* TEXT PASSAGE:
— begin —
# trig identities

• Jan 31st 2011, 10:50 AM
frankinaround
trig identities
Verify the given identities : (for this post the letter T will = angle theyta)

a) Sin 3T = 3 sinT - 4 sin^3T (hint 3T=2T+T)
b) cos 3T = 4cos^3T-3cosT

I used the trig identites I know to break them down, but I couldnt get it to the form of a and b. for example, for A I got this :

sin3T = sin(2T+T) = sin2t x cosT + cos2T x sinT =
1. (2sinT x cosT)cosT + (cos^2(T) - sin^2(t))sinT =
2. 2sinTcosT^2 + sin(T)cos^2(T)-sin^3(T) =
3. sin(T) (sin(T)cos^2(T) +cos^2(T)-sin^2(T))
But I get stuck at 3. Dont see how he gets 3sinT-4sin^3T as the answer. same problem with problem B. Can someone show me the light?
• Jan 31st 2011, 11:03 AM
Quote:

Originally Posted by frankinaround
Verify the given identities : (for this post the letter T will = angle theyta)

a) Sin 3T = 3 sinT - 4 sin^3T (hint 3T=2T+T)
b) cos 3T = 4cos^3T-3cosT

I used the trig identites I know to break them down, but I couldnt get it to the form of a and b. for example, for A I got this :

sin3T = sin(2T+T) = sin2t x cosT + cos2T x sinT =
1. (2sinT x cosT)cosT + (cos^2(T) - sin^2(t))sinT =
2. 2sinTcosT^2 + sin(T)cos^2(T)-sin^3(T) =
3. sin(T) (sin(T)cos^2(T) +cos^2(T)-sin^2(T))
— end —
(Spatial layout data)
— begin —
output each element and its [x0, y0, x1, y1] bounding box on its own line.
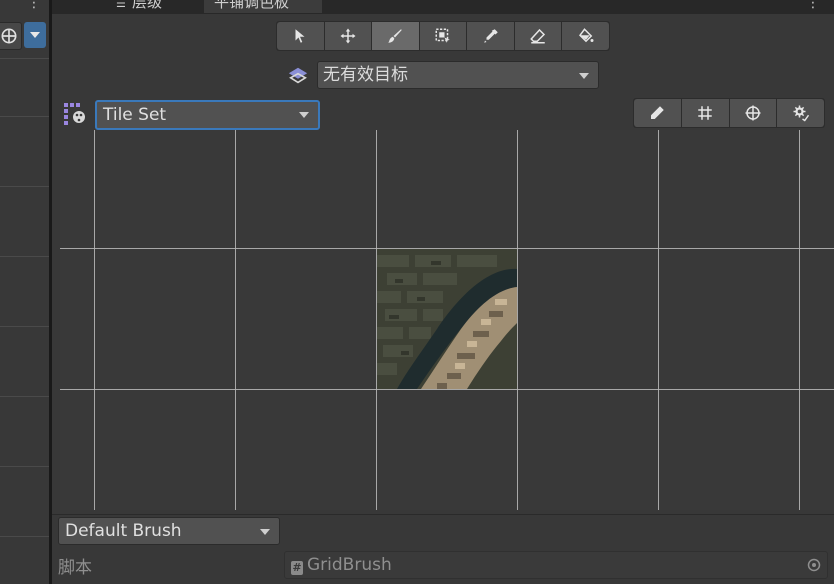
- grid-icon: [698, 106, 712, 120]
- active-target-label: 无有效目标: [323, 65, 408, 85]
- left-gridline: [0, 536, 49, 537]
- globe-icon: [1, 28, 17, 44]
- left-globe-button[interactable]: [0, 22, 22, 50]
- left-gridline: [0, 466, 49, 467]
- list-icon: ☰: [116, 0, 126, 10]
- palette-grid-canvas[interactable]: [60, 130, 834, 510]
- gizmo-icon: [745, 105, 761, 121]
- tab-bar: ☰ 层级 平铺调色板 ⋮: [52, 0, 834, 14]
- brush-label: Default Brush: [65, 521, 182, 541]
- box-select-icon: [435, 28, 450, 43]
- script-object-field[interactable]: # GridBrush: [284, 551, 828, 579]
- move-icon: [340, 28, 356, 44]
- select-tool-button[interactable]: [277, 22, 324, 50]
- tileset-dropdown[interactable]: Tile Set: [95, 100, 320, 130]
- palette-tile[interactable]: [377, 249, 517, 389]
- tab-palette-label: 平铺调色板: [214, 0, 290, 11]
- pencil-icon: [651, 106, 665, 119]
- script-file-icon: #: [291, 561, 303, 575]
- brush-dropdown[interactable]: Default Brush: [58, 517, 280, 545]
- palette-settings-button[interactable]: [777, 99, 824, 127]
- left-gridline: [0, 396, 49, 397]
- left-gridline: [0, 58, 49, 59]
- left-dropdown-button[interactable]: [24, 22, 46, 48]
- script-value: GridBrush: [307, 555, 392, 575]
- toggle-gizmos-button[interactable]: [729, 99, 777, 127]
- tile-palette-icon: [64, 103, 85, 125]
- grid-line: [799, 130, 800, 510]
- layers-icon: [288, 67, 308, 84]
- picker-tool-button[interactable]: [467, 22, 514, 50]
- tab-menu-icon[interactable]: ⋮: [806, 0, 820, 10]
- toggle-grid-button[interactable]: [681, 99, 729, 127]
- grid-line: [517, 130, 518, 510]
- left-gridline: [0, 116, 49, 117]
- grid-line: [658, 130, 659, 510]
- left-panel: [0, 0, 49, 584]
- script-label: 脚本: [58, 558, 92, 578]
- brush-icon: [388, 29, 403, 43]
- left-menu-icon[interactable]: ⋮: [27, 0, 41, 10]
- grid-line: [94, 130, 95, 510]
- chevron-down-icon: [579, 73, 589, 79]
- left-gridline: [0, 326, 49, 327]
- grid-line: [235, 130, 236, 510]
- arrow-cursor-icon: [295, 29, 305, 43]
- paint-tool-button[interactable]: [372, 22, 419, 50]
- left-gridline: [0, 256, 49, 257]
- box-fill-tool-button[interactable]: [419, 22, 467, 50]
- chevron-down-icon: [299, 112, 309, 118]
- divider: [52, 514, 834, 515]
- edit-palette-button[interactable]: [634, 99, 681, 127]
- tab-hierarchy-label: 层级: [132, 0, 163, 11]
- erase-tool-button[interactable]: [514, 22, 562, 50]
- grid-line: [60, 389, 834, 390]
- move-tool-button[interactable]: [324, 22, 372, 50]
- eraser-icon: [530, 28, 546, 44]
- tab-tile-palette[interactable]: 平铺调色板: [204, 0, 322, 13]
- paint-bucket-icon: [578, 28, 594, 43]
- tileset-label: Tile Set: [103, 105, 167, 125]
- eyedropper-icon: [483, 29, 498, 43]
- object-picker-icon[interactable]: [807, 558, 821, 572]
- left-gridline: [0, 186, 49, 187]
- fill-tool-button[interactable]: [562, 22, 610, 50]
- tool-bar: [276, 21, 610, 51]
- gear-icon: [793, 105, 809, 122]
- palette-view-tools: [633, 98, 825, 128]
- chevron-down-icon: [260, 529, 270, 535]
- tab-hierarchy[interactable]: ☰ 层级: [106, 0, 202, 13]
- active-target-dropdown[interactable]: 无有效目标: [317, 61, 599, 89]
— end —
— begin —
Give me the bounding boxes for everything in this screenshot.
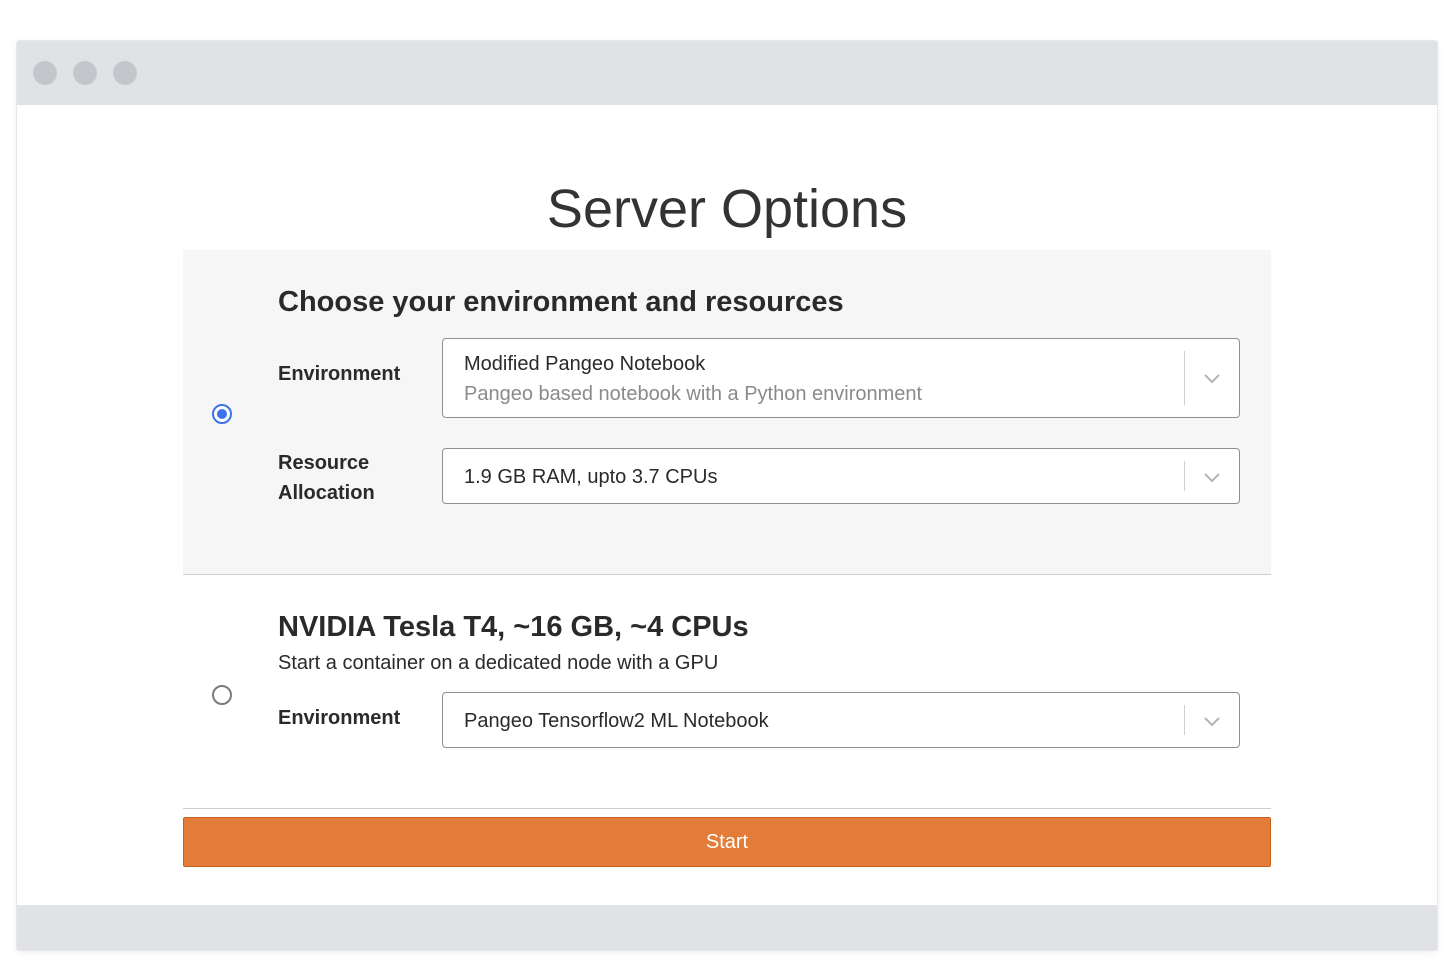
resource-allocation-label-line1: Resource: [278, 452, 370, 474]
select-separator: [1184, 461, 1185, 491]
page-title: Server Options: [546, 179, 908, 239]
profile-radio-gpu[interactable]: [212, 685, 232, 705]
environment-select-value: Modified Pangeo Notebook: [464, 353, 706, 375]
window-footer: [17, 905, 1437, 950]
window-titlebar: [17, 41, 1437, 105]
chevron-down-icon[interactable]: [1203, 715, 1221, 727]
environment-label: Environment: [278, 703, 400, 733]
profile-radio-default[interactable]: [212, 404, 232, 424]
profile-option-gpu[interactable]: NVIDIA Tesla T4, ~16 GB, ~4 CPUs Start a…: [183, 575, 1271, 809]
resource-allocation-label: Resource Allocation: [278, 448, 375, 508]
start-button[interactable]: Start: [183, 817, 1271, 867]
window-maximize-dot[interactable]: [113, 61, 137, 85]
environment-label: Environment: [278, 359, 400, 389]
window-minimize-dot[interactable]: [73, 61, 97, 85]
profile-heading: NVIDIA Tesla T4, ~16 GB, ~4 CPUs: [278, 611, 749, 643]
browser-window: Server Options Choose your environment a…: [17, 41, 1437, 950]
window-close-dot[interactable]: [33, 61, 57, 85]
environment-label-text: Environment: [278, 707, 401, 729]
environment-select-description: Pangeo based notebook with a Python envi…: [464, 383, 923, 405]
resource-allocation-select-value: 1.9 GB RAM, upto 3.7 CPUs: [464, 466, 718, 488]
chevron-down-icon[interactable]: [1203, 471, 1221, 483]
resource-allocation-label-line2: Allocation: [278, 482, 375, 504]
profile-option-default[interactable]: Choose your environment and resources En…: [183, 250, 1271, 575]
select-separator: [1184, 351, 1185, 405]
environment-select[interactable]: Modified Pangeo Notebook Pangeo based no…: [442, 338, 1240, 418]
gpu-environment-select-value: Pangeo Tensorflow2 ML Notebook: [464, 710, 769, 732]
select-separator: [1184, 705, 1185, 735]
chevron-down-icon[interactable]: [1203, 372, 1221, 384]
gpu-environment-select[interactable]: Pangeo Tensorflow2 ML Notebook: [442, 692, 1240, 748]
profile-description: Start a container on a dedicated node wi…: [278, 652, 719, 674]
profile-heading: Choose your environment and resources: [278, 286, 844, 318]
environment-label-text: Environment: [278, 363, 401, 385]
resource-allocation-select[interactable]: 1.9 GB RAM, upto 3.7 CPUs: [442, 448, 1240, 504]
— end —
* EXERCISE DETAILS: Can you write out the entire trig identities thread above, word for word?

* SOLVED EXERCISE:
# trig identities

• Jan 31st 2011, 10:50 AM
frankinaround
trig identities
Verify the given identities : (for this post the letter T will = angle theyta)

a) Sin 3T = 3 sinT - 4 sin^3T (hint 3T=2T+T)
b) cos 3T = 4cos^3T-3cosT

I used the trig identites I know to break them down, but I couldnt get it to the form of a and b. for example, for A I got this :

sin3T = sin(2T+T) = sin2t x cosT + cos2T x sinT =
1. (2sinT x cosT)cosT + (cos^2(T) - sin^2(t))sinT =
2. 2sinTcosT^2 + sin(T)cos^2(T)-sin^3(T) =
3. sin(T) (sin(T)cos^2(T) +cos^2(T)-sin^2(T))
But I get stuck at 3. Dont see how he gets 3sinT-4sin^3T as the answer. same problem with problem B. Can someone show me the light?
• Jan 31st 2011, 11:03 AM
Quote:

Originally Posted by frankinaround
Verify the given identities : (for this post the letter T will = angle theyta)

a) Sin 3T = 3 sinT - 4 sin^3T (hint 3T=2T+T)
b) cos 3T = 4cos^3T-3cosT

I used the trig identites I know to break them down, but I couldnt get it to the form of a and b. for example, for A I got this :

sin3T = sin(2T+T) = sin2t x cosT + cos2T x sinT =
1. (2sinT x cosT)cosT + (cos^2(T) - sin^2(t))sinT =
2. 2sinTcosT^2 + sin(T)cos^2(T)-sin^3(T) =
3. sin(T) (sin(T)cos^2(T) +cos^2(T)-sin^2(T))